EXERCISE DETAILS — Identify, in the records below, every line where the string "Normalized" appears, and copy each such line.

PROVIDED MATERIAL —
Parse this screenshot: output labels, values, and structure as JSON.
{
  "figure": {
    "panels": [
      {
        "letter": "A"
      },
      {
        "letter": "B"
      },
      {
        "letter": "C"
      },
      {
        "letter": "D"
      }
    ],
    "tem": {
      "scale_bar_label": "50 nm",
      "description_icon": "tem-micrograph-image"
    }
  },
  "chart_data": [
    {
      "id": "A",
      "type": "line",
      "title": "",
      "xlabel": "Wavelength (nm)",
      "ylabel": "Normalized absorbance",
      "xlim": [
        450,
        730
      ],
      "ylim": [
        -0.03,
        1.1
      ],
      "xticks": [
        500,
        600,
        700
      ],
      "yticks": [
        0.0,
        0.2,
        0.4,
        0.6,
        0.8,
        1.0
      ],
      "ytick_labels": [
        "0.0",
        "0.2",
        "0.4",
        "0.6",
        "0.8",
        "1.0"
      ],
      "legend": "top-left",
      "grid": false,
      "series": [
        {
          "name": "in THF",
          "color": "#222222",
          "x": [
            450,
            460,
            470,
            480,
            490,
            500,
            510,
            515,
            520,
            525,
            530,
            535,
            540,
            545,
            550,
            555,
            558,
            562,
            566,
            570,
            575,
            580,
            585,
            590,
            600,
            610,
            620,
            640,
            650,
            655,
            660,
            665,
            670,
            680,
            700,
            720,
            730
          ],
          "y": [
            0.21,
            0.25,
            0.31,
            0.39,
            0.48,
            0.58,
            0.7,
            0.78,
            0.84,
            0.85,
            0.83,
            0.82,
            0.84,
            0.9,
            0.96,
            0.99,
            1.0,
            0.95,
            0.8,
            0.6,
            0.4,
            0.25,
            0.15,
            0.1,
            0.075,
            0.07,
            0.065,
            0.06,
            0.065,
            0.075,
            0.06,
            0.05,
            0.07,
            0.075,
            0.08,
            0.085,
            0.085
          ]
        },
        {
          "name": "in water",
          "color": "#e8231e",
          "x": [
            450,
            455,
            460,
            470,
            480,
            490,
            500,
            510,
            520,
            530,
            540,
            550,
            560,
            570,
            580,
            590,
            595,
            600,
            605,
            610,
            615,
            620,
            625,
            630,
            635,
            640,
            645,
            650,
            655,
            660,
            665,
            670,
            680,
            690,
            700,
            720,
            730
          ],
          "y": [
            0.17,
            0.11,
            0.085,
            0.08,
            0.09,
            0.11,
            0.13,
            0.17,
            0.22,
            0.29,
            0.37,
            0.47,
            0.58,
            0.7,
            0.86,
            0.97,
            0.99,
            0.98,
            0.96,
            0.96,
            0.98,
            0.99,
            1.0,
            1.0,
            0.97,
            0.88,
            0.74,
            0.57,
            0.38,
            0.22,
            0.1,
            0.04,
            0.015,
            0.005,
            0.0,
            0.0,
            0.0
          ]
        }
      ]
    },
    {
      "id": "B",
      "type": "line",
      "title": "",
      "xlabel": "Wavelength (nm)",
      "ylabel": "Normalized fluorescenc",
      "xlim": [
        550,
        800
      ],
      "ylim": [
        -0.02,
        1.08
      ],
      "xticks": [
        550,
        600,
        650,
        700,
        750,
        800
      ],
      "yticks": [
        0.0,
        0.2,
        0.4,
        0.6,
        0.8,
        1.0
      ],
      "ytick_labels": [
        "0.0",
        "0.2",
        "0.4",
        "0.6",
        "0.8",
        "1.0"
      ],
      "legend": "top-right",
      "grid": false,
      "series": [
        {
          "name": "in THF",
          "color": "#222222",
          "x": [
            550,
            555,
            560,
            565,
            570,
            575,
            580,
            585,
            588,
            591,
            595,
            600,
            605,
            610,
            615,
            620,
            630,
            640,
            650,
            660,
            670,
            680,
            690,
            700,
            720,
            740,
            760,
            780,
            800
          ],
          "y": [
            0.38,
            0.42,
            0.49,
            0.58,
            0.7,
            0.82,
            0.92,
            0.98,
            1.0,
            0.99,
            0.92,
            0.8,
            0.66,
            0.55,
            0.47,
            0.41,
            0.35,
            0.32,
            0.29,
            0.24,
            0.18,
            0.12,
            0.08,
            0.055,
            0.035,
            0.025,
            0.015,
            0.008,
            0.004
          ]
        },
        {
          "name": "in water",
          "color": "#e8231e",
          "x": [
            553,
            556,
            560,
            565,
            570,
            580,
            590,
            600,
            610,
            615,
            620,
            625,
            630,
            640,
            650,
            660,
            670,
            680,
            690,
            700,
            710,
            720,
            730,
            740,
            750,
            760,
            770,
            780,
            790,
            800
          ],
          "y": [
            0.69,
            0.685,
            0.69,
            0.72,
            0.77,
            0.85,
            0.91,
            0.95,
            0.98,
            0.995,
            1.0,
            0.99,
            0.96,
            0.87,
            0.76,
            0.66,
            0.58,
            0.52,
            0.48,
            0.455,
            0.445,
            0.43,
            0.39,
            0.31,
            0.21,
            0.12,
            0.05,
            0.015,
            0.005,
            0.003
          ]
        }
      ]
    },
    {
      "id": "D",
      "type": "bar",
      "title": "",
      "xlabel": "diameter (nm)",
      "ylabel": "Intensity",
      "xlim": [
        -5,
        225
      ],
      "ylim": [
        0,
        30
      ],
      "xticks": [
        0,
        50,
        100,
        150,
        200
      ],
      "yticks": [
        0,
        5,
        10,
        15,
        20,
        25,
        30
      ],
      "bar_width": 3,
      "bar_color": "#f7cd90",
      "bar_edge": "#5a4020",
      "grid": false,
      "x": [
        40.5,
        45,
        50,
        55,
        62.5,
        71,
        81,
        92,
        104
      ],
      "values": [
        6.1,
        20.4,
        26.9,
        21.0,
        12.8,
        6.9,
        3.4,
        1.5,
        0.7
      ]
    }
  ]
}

PROBLEM SOLUTION —
      "ylabel": "Normalized absorbance",
      "ylabel": "Normalized fluorescenc",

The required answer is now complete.